**BRIEF:** Find the lines that hold the word "different" and return them.

Items from a figure collection:

* * * * *

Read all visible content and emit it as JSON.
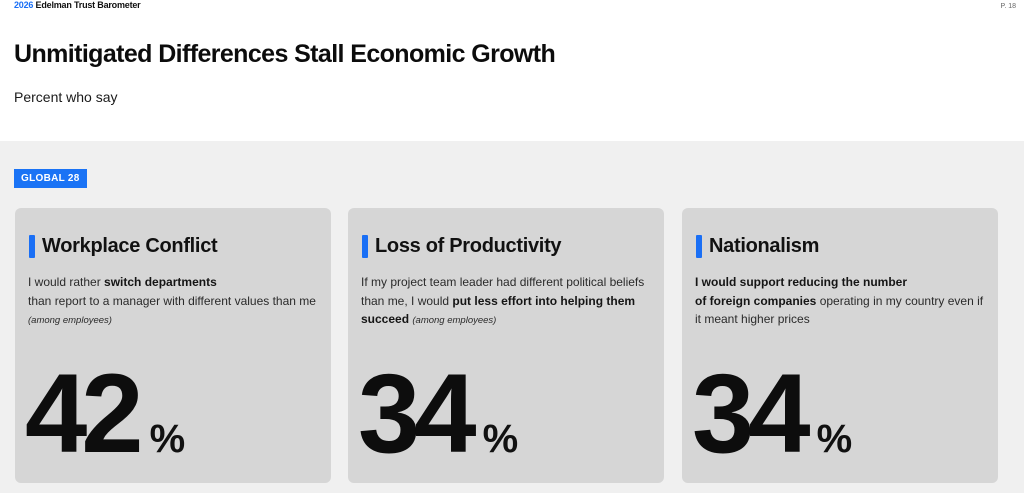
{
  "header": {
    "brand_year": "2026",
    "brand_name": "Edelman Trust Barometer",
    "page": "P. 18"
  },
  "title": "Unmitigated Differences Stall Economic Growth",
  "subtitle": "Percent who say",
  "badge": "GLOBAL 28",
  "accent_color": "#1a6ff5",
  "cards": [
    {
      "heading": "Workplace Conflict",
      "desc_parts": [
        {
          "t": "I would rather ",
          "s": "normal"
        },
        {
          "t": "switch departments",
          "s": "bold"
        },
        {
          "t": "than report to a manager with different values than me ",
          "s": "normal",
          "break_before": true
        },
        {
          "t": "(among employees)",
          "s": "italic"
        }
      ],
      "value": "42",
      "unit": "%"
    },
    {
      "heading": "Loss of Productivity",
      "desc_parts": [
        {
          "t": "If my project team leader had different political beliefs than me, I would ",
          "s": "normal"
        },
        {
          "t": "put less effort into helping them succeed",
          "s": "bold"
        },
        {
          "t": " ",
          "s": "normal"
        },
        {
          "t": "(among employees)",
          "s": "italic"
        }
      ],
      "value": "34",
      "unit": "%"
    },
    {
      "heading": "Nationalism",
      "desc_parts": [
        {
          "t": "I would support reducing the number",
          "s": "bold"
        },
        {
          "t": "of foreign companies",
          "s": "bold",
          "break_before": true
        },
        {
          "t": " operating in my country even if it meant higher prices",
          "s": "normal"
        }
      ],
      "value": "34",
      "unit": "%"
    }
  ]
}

* * * * *

**CORRECT RESULT:**
          "t": "than report to a manager with different values than me ",
          "t": "If my project team leader had different political beliefs than me, I would ",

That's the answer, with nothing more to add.